==== Material shown ====

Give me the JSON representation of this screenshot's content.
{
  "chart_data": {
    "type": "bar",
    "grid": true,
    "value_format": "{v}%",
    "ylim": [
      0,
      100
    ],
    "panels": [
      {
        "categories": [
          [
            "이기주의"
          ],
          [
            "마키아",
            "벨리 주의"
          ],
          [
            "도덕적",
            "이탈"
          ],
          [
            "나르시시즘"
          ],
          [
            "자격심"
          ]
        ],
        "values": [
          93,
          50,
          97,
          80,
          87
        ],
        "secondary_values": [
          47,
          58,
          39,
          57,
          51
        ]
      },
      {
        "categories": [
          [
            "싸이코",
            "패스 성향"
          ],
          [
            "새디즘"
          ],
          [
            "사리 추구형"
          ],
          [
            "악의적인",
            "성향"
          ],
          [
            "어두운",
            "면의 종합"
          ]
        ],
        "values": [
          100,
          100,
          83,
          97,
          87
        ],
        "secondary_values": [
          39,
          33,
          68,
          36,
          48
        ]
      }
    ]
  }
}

====

Task directions - Set down every line of the listing above again, exactly as given.

Solution for this task -
Give me the JSON representation of this screenshot's content.
{
  "chart_data": {
    "type": "bar",
    "grid": true,
    "value_format": "{v}%",
    "ylim": [
      0,
      100
    ],
    "panels": [
      {
        "categories": [
          [
            "이기주의"
          ],
          [
            "마키아",
            "벨리 주의"
          ],
          [
            "도덕적",
            "이탈"
          ],
          [
            "나르시시즘"
          ],
          [
            "자격심"
          ]
        ],
        "values": [
          93,
          50,
          97,
          80,
          87
        ],
        "secondary_values": [
          47,
          58,
          39,
          57,
          51
        ]
      },
      {
        "categories": [
          [
            "싸이코",
            "패스 성향"
          ],
          [
            "새디즘"
          ],
          [
            "사리 추구형"
          ],
          [
            "악의적인",
            "성향"
          ],
          [
            "어두운",
            "면의 종합"
          ]
        ],
        "values": [
          100,
          100,
          83,
          97,
          87
        ],
        "secondary_values": [
          39,
          33,
          68,
          36,
          48
        ]
      }
    ]
  }
}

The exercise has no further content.